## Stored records
□ □ □ □ □

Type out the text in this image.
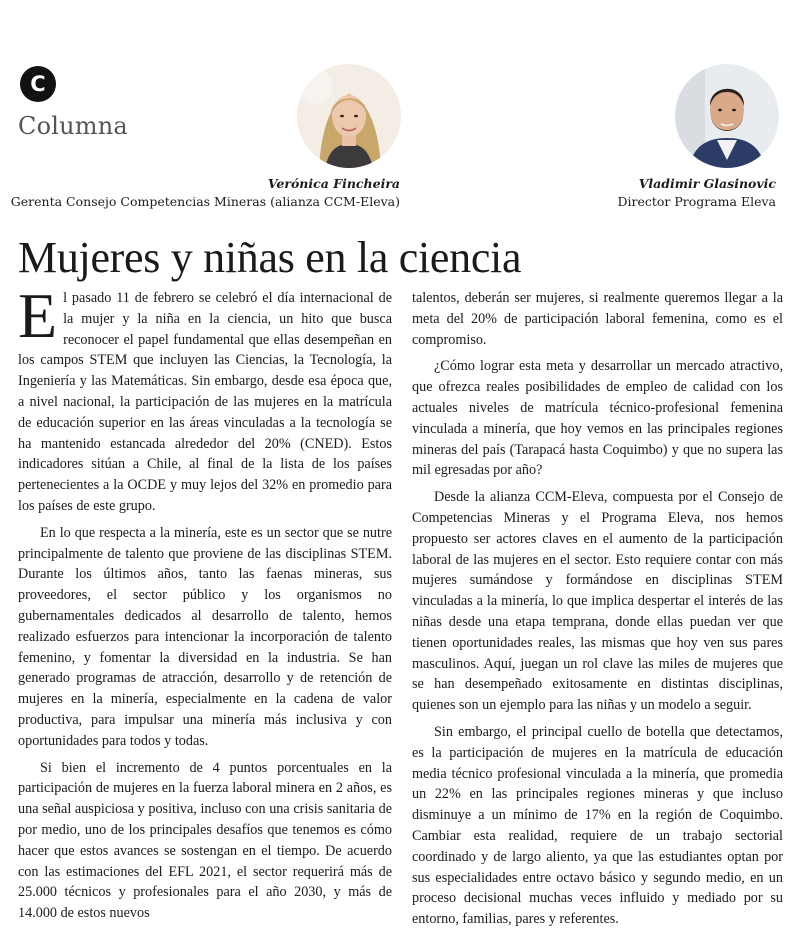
C
Columna
Verónica Fincheira
Gerenta Consejo Competencias Mineras (alianza CCM-Eleva)
Vladimir Glasinovic
Director Programa Eleva
Mujeres y niñas en la ciencia

El pasado 11 de febrero se celebró el día internacional de la mujer y la niña en la ciencia, un hito que busca reconocer el papel fundamental que ellas desempeñan en los campos STEM que incluyen las Ciencias, la Tecnología, la Ingeniería y las Matemáticas. Sin embargo, desde esa época que, a nivel nacional, la participación de las mujeres en la matrícula de educación superior en las áreas vinculadas a la tecnología se ha mantenido estancada alrededor del 20% (CNED). Estos indicadores sitúan a Chile, al final de la lista de los países pertenecientes a la OCDE y muy lejos del 32% en promedio para los países de este grupo.

En lo que respecta a la minería, este es un sector que se nutre principalmente de talento que proviene de las disciplinas STEM. Durante los últimos años, tanto las faenas mineras, sus proveedores, el sector público y los organismos no gubernamentales dedicados al desarrollo de talento, hemos realizado esfuerzos para intencionar la incorporación de talento femenino, y fomentar la diversidad en la industria. Se han generado programas de atracción, desarrollo y de retención de mujeres en la minería, especialmente en la cadena de valor productiva, para impulsar una minería más inclusiva y con oportunidades para todos y todas.

Si bien el incremento de 4 puntos porcentuales en la participación de mujeres en la fuerza laboral minera en 2 años, es una señal auspiciosa y positiva, incluso con una crisis sanitaria de por medio, uno de los principales desafíos que tenemos es cómo hacer que estos avances se sostengan en el tiempo. De acuerdo con las estimaciones del EFL 2021, el sector requerirá más de 25.000 técnicos y profesionales para el año 2030, y más de 14.000 de estos nuevos

talentos, deberán ser mujeres, si realmente queremos llegar a la meta del 20% de participación laboral femenina, como es el compromiso.

¿Cómo lograr esta meta y desarrollar un mercado atractivo, que ofrezca reales posibilidades de empleo de calidad con los actuales niveles de matrícula técnico-profesional femenina vinculada a minería, que hoy vemos en las principales regiones mineras del país (Tarapacá hasta Coquimbo) y que no supera las mil egresadas por año?

Desde la alianza CCM-Eleva, compuesta por el Consejo de Competencias Mineras y el Programa Eleva, nos hemos propuesto ser actores claves en el aumento de la participación laboral de las mujeres en el sector. Esto requiere contar con más mujeres sumándose y formándose en disciplinas STEM vinculadas a la minería, lo que implica despertar el interés de las niñas desde una etapa temprana, donde ellas puedan ver que tienen oportunidades reales, las mismas que hoy ven sus pares masculinos. Aquí, juegan un rol clave las miles de mujeres que se han desempeñado exitosamente en distintas disciplinas, quienes son un ejemplo para las niñas y un modelo a seguir.

Sin embargo, el principal cuello de botella que detectamos, es la participación de mujeres en la matrícula de educación media técnico profesional vinculada a la minería, que promedia un 22% en las principales regiones mineras y que incluso disminuye a un mínimo de 17% en la región de Coquimbo. Cambiar esta realidad, requiere de un trabajo sectorial coordinado y de largo aliento, ya que las estudiantes optan por sus especialidades entre octavo básico y segundo medio, en un proceso decisional muchas veces influido y mediado por su entorno, familias, pares y referentes.
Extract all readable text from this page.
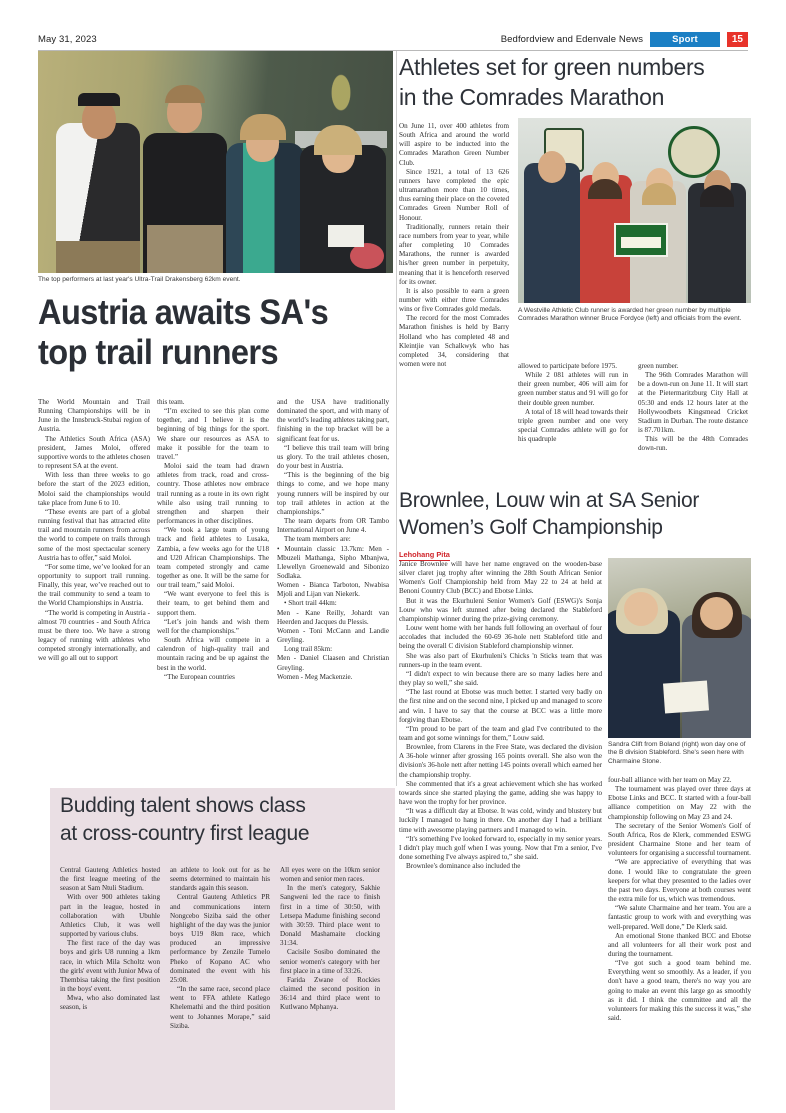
May 31, 2023	Bedfordview and Edenvale News	Sport	15
The top performers at last year's Ultra-Trail Drakensberg 62km event.
Austria awaits SA's
top trail runners

The World Mountain and Trail Running Championships will be in June in the Innsbruck-Stubai region of Austria.

The Athletics South Africa (ASA) president, James Moloi, offered supportive words to the athletes chosen to represent SA at the event.

With less than three weeks to go before the start of the 2023 edition, Moloi said the championships would take place from June 6 to 10.

“These events are part of a global running festival that has attracted elite trail and mountain runners from across the world to compete on trails through some of the most spectacular scenery Austria has to offer,” said Moloi.

“For some time, we’ve looked for an opportunity to support trail running. Finally, this year, we’ve reached out to the trail community to send a team to the World Championships in Austria.

“The world is competing in Austria - almost 70 countries - and South Africa must be there too. We have a strong legacy of running with athletes who competed strongly internationally, and we will go all out to support

this team.

“I’m excited to see this plan come together, and I believe it is the beginning of big things for the sport. We share our resources as ASA to make it possible for the team to travel.”

Moloi said the team had drawn athletes from track, road and cross-country. Those athletes now embrace trail running as a route in its own right while also using trail running to strengthen and sharpen their performances in other disciplines.

“We took a large team of young track and field athletes to Lusaka, Zambia, a few weeks ago for the U18 and U20 African Championships. The team competed strongly and came together as one. It will be the same for our trail team,” said Moloi.

“We want everyone to feel this is their team, to get behind them and support them.

“Let’s join hands and wish them well for the championships.”

South Africa will compete in a calendron of high-quality trail and mountain racing and be up against the best in the world.

“The European countries

and the USA have traditionally dominated the sport, and with many of the world’s leading athletes taking part, finishing in the top bracket will be a significant feat for us.

“I believe this trail team will bring us glory. To the trail athletes chosen, do your best in Austria.

“This is the beginning of the big things to come, and we hope many young runners will be inspired by our top trail athletes in action at the championships.”

The team departs from OR Tambo International Airport on June 4.

The team members are:

• Mountain classic 13.7km: Men - Mbuzeli Mathanga, Sipho Mbanjwa, Llewellyn Groenewald and Sibonizo Sodlaka.

Women - Bianca Tarboton, Nwabisa Mjoli and Lijan van Niekerk.

• Short trail 44km:

Men - Kane Reilly, Johardt van Heerden and Jacques du Plessis.

Women - Toni McCann and Landie Greyling.

Long trail 85km:

Men - Daniel Claasen and Christian Greyling.

Women - Meg Mackenzie.

Athletes set for green numbers
in the Comrades Marathon
A Westville Athletic Club runner is awarded her green number by multiple Comrades Marathon winner Bruce Fordyce (left) and officials from the event.

On June 11, over 400 athletes from South Africa and around the world will aspire to be inducted into the Comrades Marathon Green Number Club.

Since 1921, a total of 13 626 runners have completed the epic ultramarathon more than 10 times, thus earning their place on the coveted Comrades Green Number Roll of Honour.

Traditionally, runners retain their race numbers from year to year, while after completing 10 Comrades Marathons, the runner is awarded his/her green number in perpetuity, meaning that it is henceforth reserved for its owner.

It is also possible to earn a green number with either three Comrades wins or five Comrades gold medals.

The record for the most Comrades Marathon finishes is held by Barry Holland who has completed 48 and Kleintjie van Schalkwyk who has completed 34, considering that women were not	allowed to participate before 1975.

While 2 081 athletes will run in their green number, 406 will aim for green number status and 91 will go for their double green number.

A total of 18 will head towards their triple green number and one very special Comrades athlete will go for his quadruple

green number.

The 96th Comrades Marathon will be a down-run on June 11. It will start at the Pietermaritzburg City Hall at 05:30 and ends 12 hours later at the Hollywoodbets Kingsmead Cricket Stadium in Durban. The route distance is 87.701km.

This will be the 48th Comrades down-run.

Brownlee, Louw win at SA Senior
Women’s Golf Championship
Lehohang Pita
Sandra Clift from Boland (right) won day one of the B division Stableford. She's seen here with Charmaine Stone.

Janice Brownlee will have her name engraved on the wooden-base silver claret jug trophy after winning the 28th South African Senior Women's Golf Championship held from May 22 to 24 at held at Benoni Country Club (BCC) and Ebotse Links.

But it was the Ekurhuleni Senior Women's Golf (ESWG)'s Sonja Louw who was left stunned after being declared the Stableford championship winner during the prize-giving ceremony.

Louw went home with her hands full following an overhaul of four accolades that included the 60-69 36-hole nett Stableford title and being the overall C division Stableford championship winner.

She was also part of Ekurhuleni's Chicks 'n Sticks team that was runners-up in the team event.

“I didn't expect to win because there are so many ladies here and they play so well,” she said.

“The last round at Ebotse was much better. I started very badly on the first nine and on the second nine, I picked up and managed to score and win. I have to say that the course at BCC was a little more forgiving than Ebotse.

“I'm proud to be part of the team and glad I've contributed to the team and got some winnings for them,” Louw said.

Brownlee, from Clarens in the Free State, was declared the division A 36-hole winner after grossing 165 points overall. She also won the division's 36-hole nett after netting 145 points overall which earned her the championship trophy.

She commented that it's a great achievement which she has worked towards since she started playing the game, adding she was happy to have won the trophy for her province.

“It was a difficult day at Ebotse. It was cold, windy and blustery but luckily I managed to hang in there. On another day I had a brilliant time with awesome playing partners and I managed to win.

“It's something I've looked forward to, especially in my senior years. I didn't play much golf when I was young. Now that I'm a senior, I've done something I've always aspired to,” she said.

Brownlee's dominance also included the

four-ball alliance with her team on May 22.

The tournament was played over three days at Ebotse Links and BCC. It started with a four-ball alliance competition on May 22 with the championship following on May 23 and 24.

The secretary of the Senior Women's Golf of South Africa, Ros de Klerk, commended ESWG president Charmaine Stone and her team of volunteers for organising a successful tournament.

“We are appreciative of everything that was done. I would like to congratulate the green keepers for what they presented to the ladies over the past two days. Everyone at both courses went the extra mile for us, which was tremendous.

“We salute Charmaine and her team. You are a fantastic group to work with and everything was well-prepared. Well done,” De Klerk said.

An emotional Stone thanked BCC and Ebotse and all volunteers for all their work post and during the tournament.

“I've got such a good team behind me. Everything went so smoothly. As a leader, if you don't have a good team, there's no way you are going to make an event this large go as smoothly as it did. I think the committee and all the volunteers for making this the success it was,” she said.

Budding talent shows class
at cross-country first league

Central Gauteng Athletics hosted the first league meeting of the season at Sam Ntuli Stadium.

With over 900 athletes taking part in the league, hosted in collaboration with Ubuhle Athletics Club, it was well supported by various clubs.

The first race of the day was boys and girls U8 running a 1km race, in which Mila Scholtz won the girls' event with Junior Mwa of Thembisa taking the first position in the boys' event.

Mwa, who also dominated last season, is

an athlete to look out for as he seems determined to maintain his standards again this season.

Central Gauteng Athletics PR and communications intern Nongcebo Siziba said the other highlight of the day was the junior boys U19 8km race, which produced an impressive performance by Zenzile Tumelo Pheko of Kopano AC who dominated the event with his 25:08.

“In the same race, second place went to FFA athlete Katlego Khelemathi and the third position went to Johannes Morape,” said Siziba.

All eyes were on the 10km senior women and senior men races.

In the men's category, Sakhie Sangweni led the race to finish first in a time of 30:50, with Letsepa Madume finishing second with 30:59. Third place went to Donald Mashamaite clocking 31:34.

Cacisile Sosibo dominated the senior women's category with her first place in a time of 33:26.

Farida Zwane of Rockies claimed the second position in 36:14 and third place went to Kutlwano Mphanya.
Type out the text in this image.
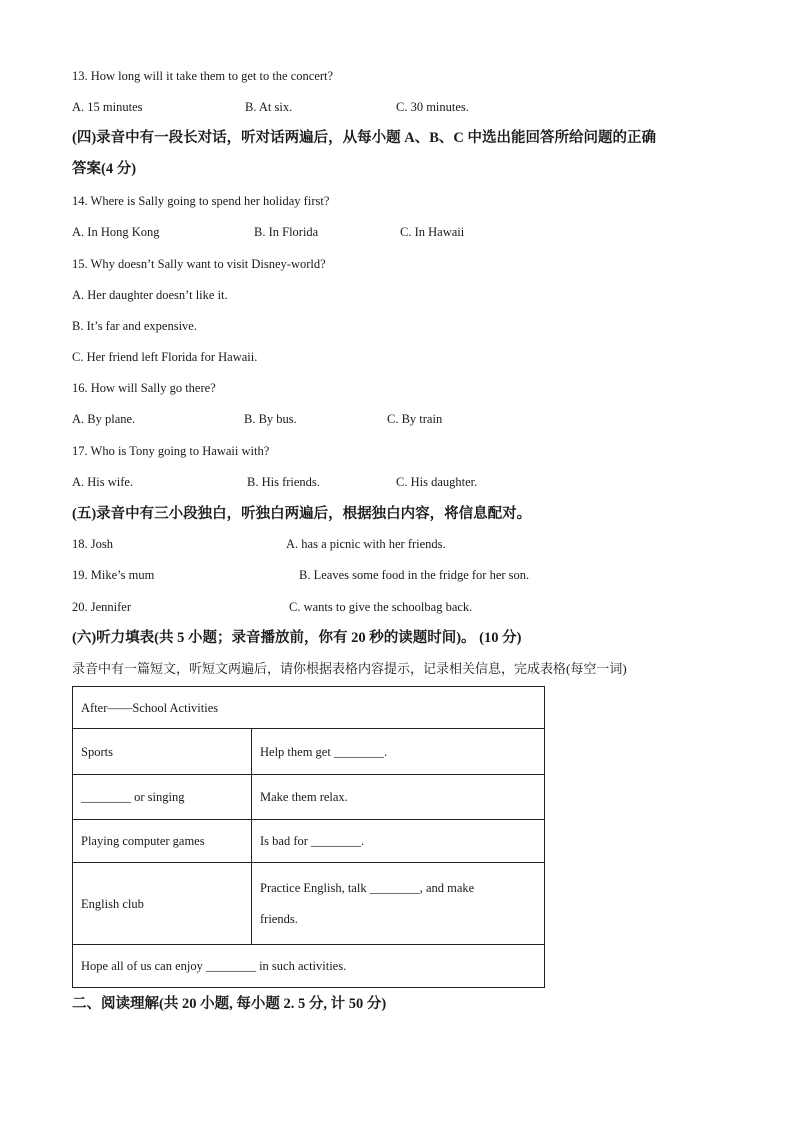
13. How long will it take them to get to the concert?
A. 15 minutes	B. At six.	C. 30 minutes.
(四)录音中有一段长对话，听对话两遍后，从每小题 A、B、C 中选出能回答所给问题的正确
答案(4 分)
14. Where is Sally going to spend her holiday first?
A. In Hong Kong	B. In Florida	C. In Hawaii
15. Why doesn’t Sally want to visit Disney-world?
A. Her daughter doesn’t like it.
B. It’s far and expensive.
C. Her friend left Florida for Hawaii.
16. How will Sally go there?
A. By plane.	B. By bus.	C. By train
17. Who is Tony going to Hawaii with?
A. His wife.	B. His friends.	C. His daughter.
(五)录音中有三小段独白，听独白两遍后，根据独白内容，将信息配对。
18. Josh	A. has a picnic with her friends.
19. Mike’s mum	B. Leaves some food in the fridge for her son.
20. Jennifer	C. wants to give the schoolbag back.
(六)听力填表(共 5 小题；录音播放前，你有 20 秒的读题时间)。 (10 分)
录音中有一篇短文，听短文两遍后，请你根据表格内容提示，记录相关信息，完成表格(每空一词)
After——School Activities	
Sports	Help them get ________.
________ or singing	Make them relax.
Playing computer games	Is bad for ________.
English club	Practice English, talk ________, and make
friends.

Hope all of us can enjoy ________ in such activities.	
二、阅读理解(共 20 小题, 每小题 2. 5 分, 计 50 分)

□ □ □ □ □

## WHAT YOU NEED TO DO
Show all lines in the entries above where the word "left" appears.

## THE REPLY
A Westville Athletic Club runner is awarded her green number by multiple Comrades Marathon winner Bruce Fordyce (left) and officials from the event.
But it was the Ekurhuleni Senior Women's Golf (ESWG)'s Sonja Louw who was left stunned after being declared the Stableford championship winner during the prize-giving ceremony.
C. Her friend left Florida for Hawaii.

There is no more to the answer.